START
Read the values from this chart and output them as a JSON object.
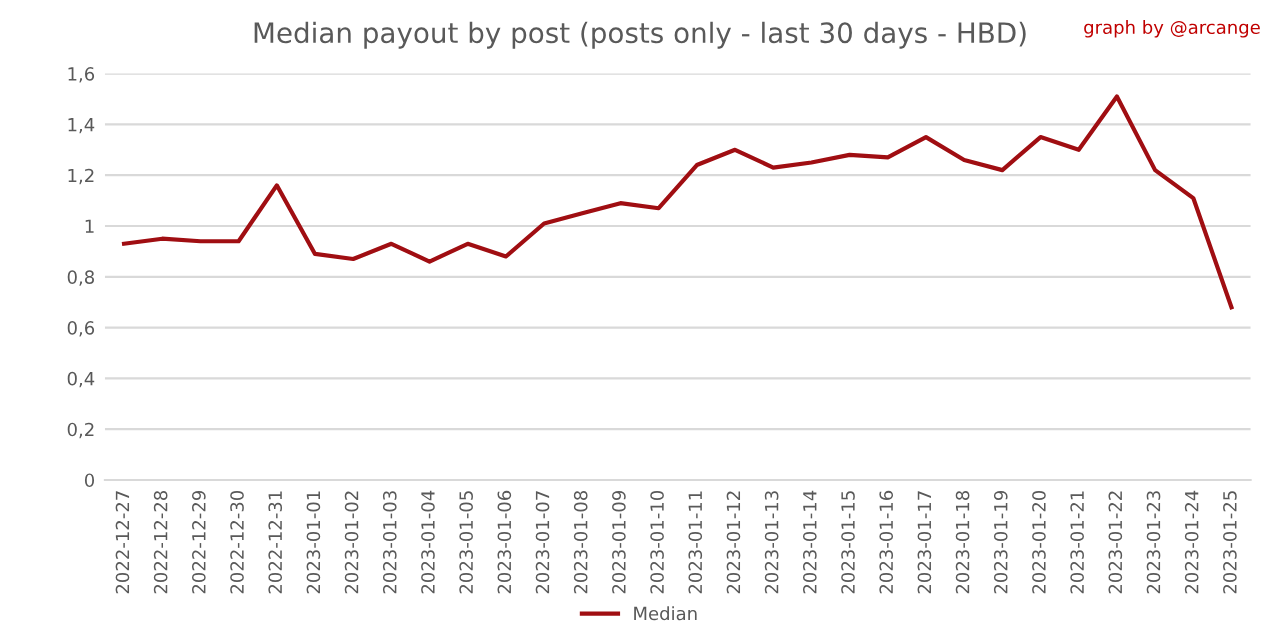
{
  "chart_data": {
    "type": "line",
    "title": "Median payout by post (posts only - last 30 days - HBD)",
    "annotations": [
      "graph by @arcange"
    ],
    "categories": [
      "2022-12-27",
      "2022-12-28",
      "2022-12-29",
      "2022-12-30",
      "2022-12-31",
      "2023-01-01",
      "2023-01-02",
      "2023-01-03",
      "2023-01-04",
      "2023-01-05",
      "2023-01-06",
      "2023-01-07",
      "2023-01-08",
      "2023-01-09",
      "2023-01-10",
      "2023-01-11",
      "2023-01-12",
      "2023-01-13",
      "2023-01-14",
      "2023-01-15",
      "2023-01-16",
      "2023-01-17",
      "2023-01-18",
      "2023-01-19",
      "2023-01-20",
      "2023-01-21",
      "2023-01-22",
      "2023-01-23",
      "2023-01-24",
      "2023-01-25"
    ],
    "series": [
      {
        "name": "Median",
        "color": "#a00e12",
        "values": [
          0.93,
          0.95,
          0.94,
          0.94,
          1.16,
          0.89,
          0.87,
          0.93,
          0.86,
          0.93,
          0.88,
          1.01,
          1.05,
          1.09,
          1.07,
          1.24,
          1.3,
          1.23,
          1.25,
          1.28,
          1.27,
          1.35,
          1.26,
          1.22,
          1.35,
          1.3,
          1.51,
          1.22,
          1.11,
          0.68
        ]
      }
    ],
    "ylim": [
      0,
      1.6
    ],
    "yticks": [
      0,
      {
        "value": 0.2,
        "label": "0,2"
      },
      {
        "value": 0.4,
        "label": "0,4"
      },
      {
        "value": 0.6,
        "label": "0,6"
      },
      {
        "value": 0.8,
        "label": "0,8"
      },
      1,
      {
        "value": 1.2,
        "label": "1,2"
      },
      {
        "value": 1.4,
        "label": "1,4"
      },
      {
        "value": 1.6,
        "label": "1,6"
      }
    ],
    "grid": "y",
    "legend": "bottom",
    "marker": "none",
    "line_style": "solid"
  }
}
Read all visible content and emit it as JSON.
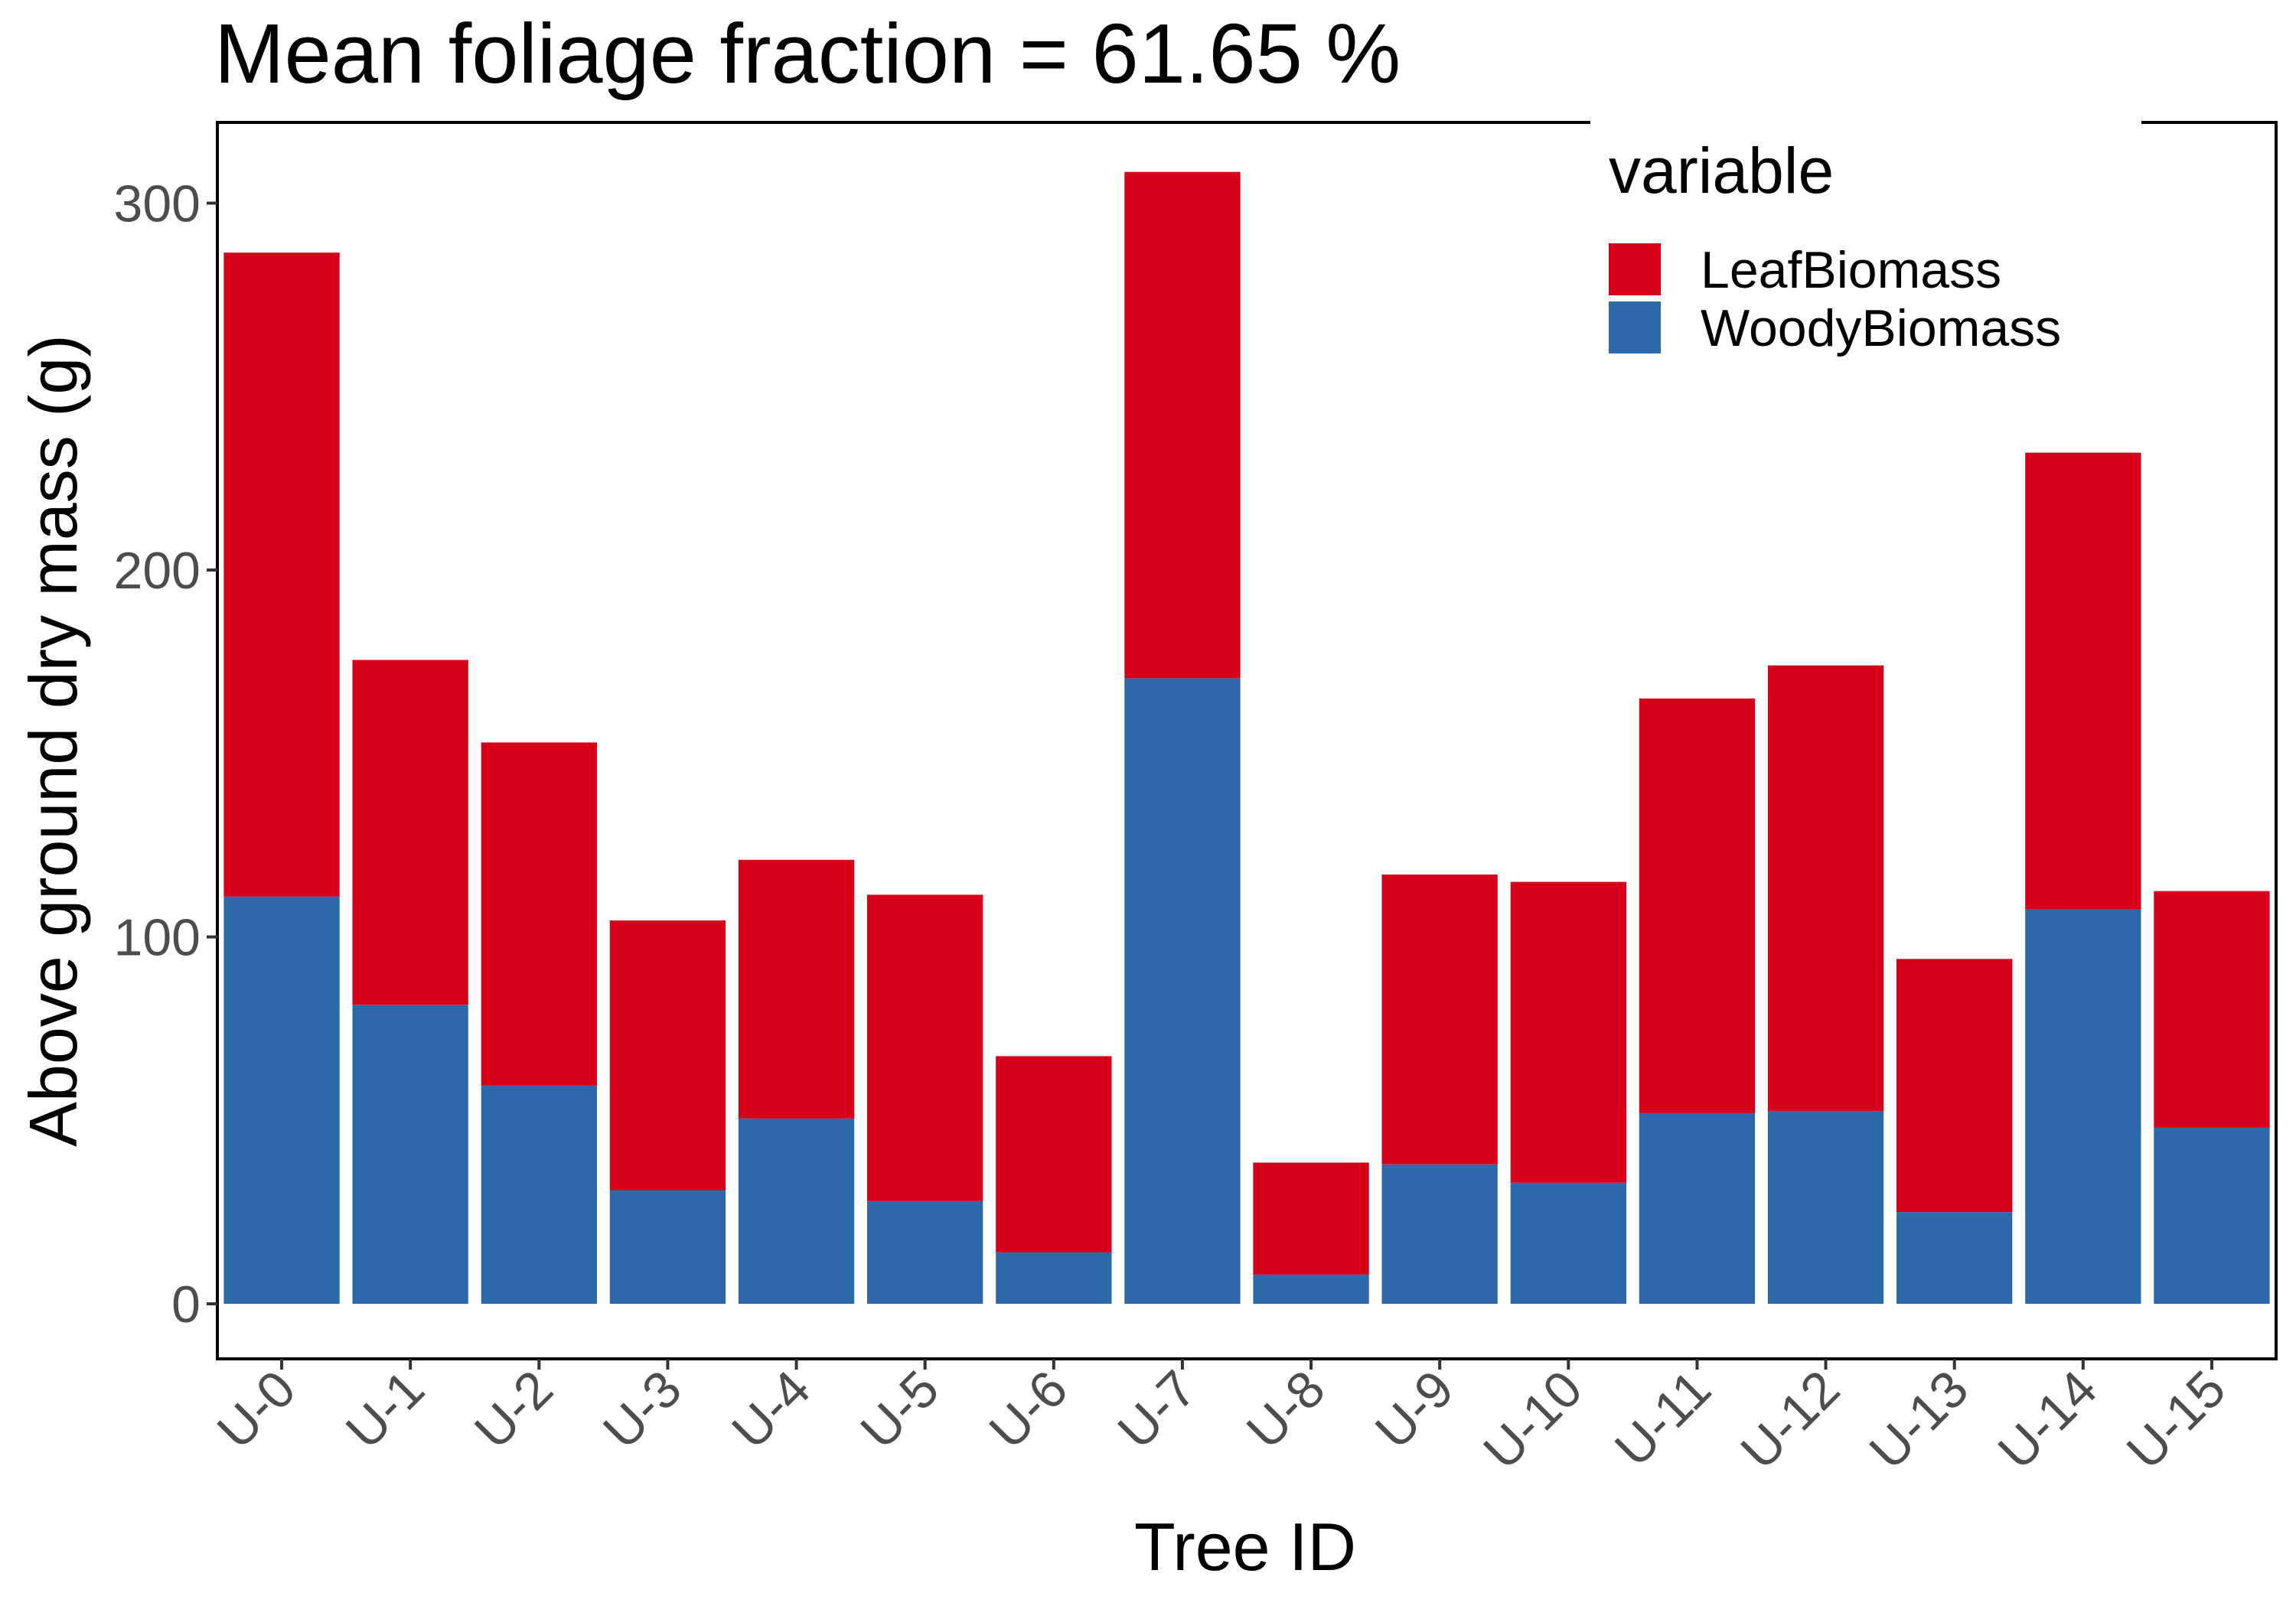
{
  "chart_data": {
    "type": "bar",
    "stacked": true,
    "title": "Mean foliage fraction = 61.65 %",
    "xlabel": "Tree ID",
    "ylabel": "Above ground dry mass (g)",
    "ylim": [
      -15,
      322
    ],
    "yticks": [
      0,
      100,
      200,
      300
    ],
    "grid": false,
    "legend": {
      "title": "variable",
      "position": "top-right",
      "entries": [
        {
          "name": "LeafBiomass",
          "color": "#D7001A"
        },
        {
          "name": "WoodyBiomass",
          "color": "#2D69A8"
        }
      ]
    },
    "categories": [
      "U-0",
      "U-1",
      "U-2",
      "U-3",
      "U-4",
      "U-5",
      "U-6",
      "U-7",
      "U-8",
      "U-9",
      "U-10",
      "U-11",
      "U-12",
      "U-13",
      "U-14",
      "U-15"
    ],
    "series": [
      {
        "name": "WoodyBiomass",
        "color": "#2D69A8",
        "values": [
          111,
          81.5,
          59.5,
          31,
          50.5,
          28,
          14,
          170.5,
          8,
          38,
          33,
          52,
          52.5,
          25,
          107.5,
          48
        ]
      },
      {
        "name": "LeafBiomass",
        "color": "#D7001A",
        "values": [
          175.5,
          94,
          93.5,
          73.5,
          70.5,
          83.5,
          53.5,
          138,
          30.5,
          79,
          82,
          113,
          121.5,
          69,
          124.5,
          64.5
        ]
      }
    ]
  }
}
END
## WHAT THE TASK ASKS
Identify each line in the entries with the word "color" and copy it.

## SOLUTION TO THIS TASK
        "color": "#a00e12",
          "color": "#D7001A"
          "color": "#2D69A8"
        "color": "#2D69A8",
        "color": "#D7001A",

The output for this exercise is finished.